## Enunciado
Reescribe el listado desde su inicio hasta la línea que contiene "article-5-heading: 第五条 协议履行期限", ambas incluidas, cambiando "公司概况" por "公司简介" y sin tocar nada más.

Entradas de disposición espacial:

^^^^^^^^^^^^^^^^

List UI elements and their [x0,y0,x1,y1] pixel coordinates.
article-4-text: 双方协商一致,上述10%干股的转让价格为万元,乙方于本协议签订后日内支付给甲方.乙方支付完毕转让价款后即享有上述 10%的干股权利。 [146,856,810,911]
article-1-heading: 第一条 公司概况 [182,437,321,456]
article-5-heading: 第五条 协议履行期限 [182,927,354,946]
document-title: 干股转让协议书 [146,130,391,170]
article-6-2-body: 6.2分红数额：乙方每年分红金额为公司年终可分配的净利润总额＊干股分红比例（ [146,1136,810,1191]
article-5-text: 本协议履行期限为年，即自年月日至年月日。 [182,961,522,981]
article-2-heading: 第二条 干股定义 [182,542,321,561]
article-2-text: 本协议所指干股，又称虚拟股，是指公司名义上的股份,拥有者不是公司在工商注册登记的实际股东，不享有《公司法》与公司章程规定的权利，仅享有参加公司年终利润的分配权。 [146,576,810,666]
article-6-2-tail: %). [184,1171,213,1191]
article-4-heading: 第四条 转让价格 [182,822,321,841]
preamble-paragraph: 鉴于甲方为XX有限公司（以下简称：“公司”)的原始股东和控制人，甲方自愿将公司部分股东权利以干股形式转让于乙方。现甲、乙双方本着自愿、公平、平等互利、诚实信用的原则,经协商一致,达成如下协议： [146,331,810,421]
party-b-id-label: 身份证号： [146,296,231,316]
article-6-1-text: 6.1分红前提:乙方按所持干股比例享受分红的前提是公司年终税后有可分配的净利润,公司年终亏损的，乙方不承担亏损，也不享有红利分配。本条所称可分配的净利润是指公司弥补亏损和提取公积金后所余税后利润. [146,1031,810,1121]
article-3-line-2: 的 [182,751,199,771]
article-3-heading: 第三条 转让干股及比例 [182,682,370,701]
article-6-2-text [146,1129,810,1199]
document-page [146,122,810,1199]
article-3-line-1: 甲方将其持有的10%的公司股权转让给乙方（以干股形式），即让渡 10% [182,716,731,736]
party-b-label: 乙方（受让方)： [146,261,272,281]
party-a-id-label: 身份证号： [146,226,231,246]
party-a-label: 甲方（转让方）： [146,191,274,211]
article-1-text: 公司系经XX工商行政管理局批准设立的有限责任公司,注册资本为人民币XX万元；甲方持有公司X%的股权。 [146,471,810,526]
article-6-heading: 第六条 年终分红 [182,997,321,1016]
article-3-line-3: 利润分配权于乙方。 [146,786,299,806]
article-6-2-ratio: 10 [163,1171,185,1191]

^^^^^^^^^^^^^^^^

## Respuesta
List UI elements and their [x0,y0,x1,y1] pixel coordinates.
article-4-text: 双方协商一致,上述10%干股的转让价格为万元,乙方于本协议签订后日内支付给甲方.乙方支付完毕转让价款后即享有上述 10%的干股权利。 [146,856,810,911]
article-1-heading: 第一条 公司简介 [182,437,321,456]
article-5-heading: 第五条 协议履行期限 [182,927,354,946]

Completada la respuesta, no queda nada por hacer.